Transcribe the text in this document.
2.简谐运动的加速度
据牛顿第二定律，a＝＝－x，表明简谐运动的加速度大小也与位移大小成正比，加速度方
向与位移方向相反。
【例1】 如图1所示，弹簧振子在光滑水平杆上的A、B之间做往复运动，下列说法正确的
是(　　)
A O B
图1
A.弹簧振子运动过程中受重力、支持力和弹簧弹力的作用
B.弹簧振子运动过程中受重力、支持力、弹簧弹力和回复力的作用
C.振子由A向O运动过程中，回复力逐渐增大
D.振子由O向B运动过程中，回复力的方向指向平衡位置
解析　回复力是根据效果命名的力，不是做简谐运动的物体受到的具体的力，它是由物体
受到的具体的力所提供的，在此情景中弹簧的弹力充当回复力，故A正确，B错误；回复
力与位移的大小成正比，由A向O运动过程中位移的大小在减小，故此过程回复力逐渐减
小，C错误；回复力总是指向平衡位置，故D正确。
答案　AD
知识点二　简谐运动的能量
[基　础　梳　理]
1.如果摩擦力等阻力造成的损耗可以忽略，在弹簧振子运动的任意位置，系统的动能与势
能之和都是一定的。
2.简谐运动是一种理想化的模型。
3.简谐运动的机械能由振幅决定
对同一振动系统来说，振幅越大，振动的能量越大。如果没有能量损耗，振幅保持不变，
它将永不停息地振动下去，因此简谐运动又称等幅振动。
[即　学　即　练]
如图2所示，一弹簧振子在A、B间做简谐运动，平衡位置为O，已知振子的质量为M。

■ ■ ■ ■ ■

- [Set exercise]: Print the records above exactly as they appear.

- [Expected output]:
Transcribe the text in this document.
2.简谐运动的加速度
据牛顿第二定律，a＝＝－x，表明简谐运动的加速度大小也与位移大小成正比，加速度方
向与位移方向相反。
【例1】 如图1所示，弹簧振子在光滑水平杆上的A、B之间做往复运动，下列说法正确的
是(　　)
A O B
图1
A.弹簧振子运动过程中受重力、支持力和弹簧弹力的作用
B.弹簧振子运动过程中受重力、支持力、弹簧弹力和回复力的作用
C.振子由A向O运动过程中，回复力逐渐增大
D.振子由O向B运动过程中，回复力的方向指向平衡位置
解析　回复力是根据效果命名的力，不是做简谐运动的物体受到的具体的力，它是由物体
受到的具体的力所提供的，在此情景中弹簧的弹力充当回复力，故A正确，B错误；回复
力与位移的大小成正比，由A向O运动过程中位移的大小在减小，故此过程回复力逐渐减
小，C错误；回复力总是指向平衡位置，故D正确。
答案　AD
知识点二　简谐运动的能量
[基　础　梳　理]
1.如果摩擦力等阻力造成的损耗可以忽略，在弹簧振子运动的任意位置，系统的动能与势
能之和都是一定的。
2.简谐运动是一种理想化的模型。
3.简谐运动的机械能由振幅决定
对同一振动系统来说，振幅越大，振动的能量越大。如果没有能量损耗，振幅保持不变，
它将永不停息地振动下去，因此简谐运动又称等幅振动。
[即　学　即　练]
如图2所示，一弹簧振子在A、B间做简谐运动，平衡位置为O，已知振子的质量为M。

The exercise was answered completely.